(Extracted records)
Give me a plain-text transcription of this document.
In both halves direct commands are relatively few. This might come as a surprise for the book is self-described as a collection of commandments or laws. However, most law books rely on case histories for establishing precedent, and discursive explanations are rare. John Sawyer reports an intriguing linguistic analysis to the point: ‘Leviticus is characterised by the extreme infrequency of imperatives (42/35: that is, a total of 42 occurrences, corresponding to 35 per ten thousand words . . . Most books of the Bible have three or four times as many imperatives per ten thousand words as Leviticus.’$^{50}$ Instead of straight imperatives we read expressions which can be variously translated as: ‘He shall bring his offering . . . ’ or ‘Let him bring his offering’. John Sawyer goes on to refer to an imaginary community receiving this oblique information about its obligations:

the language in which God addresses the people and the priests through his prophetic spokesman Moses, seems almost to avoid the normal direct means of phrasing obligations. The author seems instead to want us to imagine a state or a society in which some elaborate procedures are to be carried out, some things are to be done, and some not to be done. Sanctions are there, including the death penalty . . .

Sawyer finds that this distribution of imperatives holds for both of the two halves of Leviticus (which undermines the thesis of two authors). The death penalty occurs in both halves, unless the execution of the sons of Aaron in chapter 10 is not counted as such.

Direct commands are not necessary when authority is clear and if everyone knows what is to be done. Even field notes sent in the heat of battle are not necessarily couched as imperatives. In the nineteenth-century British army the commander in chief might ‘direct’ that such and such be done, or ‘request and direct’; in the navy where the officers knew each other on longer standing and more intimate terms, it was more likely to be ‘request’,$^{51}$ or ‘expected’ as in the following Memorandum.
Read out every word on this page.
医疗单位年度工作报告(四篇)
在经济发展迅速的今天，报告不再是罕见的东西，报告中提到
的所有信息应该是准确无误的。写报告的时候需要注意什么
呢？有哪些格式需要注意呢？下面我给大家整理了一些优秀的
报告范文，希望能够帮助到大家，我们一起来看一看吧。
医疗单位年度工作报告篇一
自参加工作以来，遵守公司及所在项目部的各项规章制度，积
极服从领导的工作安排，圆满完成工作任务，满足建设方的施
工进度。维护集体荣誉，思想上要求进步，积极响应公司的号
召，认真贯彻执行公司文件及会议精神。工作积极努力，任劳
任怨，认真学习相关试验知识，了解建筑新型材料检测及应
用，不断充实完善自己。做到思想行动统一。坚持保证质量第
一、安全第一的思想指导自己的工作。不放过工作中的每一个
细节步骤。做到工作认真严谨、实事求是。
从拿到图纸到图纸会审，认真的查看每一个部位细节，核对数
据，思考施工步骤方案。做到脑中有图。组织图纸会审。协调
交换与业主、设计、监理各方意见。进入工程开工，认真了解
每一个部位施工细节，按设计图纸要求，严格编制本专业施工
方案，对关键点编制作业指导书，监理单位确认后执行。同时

### DO THIS
Only the lines from the one containing "Read out every word on this page." through the end of the material should be reproduced, exactly, with both ends included.

### COMPLETED TASK
Read out every word on this page.
医疗单位年度工作报告(四篇)
在经济发展迅速的今天，报告不再是罕见的东西，报告中提到
的所有信息应该是准确无误的。写报告的时候需要注意什么
呢？有哪些格式需要注意呢？下面我给大家整理了一些优秀的
报告范文，希望能够帮助到大家，我们一起来看一看吧。
医疗单位年度工作报告篇一
自参加工作以来，遵守公司及所在项目部的各项规章制度，积
极服从领导的工作安排，圆满完成工作任务，满足建设方的施
工进度。维护集体荣誉，思想上要求进步，积极响应公司的号
召，认真贯彻执行公司文件及会议精神。工作积极努力，任劳
任怨，认真学习相关试验知识，了解建筑新型材料检测及应
用，不断充实完善自己。做到思想行动统一。坚持保证质量第
一、安全第一的思想指导自己的工作。不放过工作中的每一个
细节步骤。做到工作认真严谨、实事求是。
从拿到图纸到图纸会审，认真的查看每一个部位细节，核对数
据，思考施工步骤方案。做到脑中有图。组织图纸会审。协调
交换与业主、设计、监理各方意见。进入工程开工，认真了解
每一个部位施工细节，按设计图纸要求，严格编制本专业施工
方案，对关键点编制作业指导书，监理单位确认后执行。同时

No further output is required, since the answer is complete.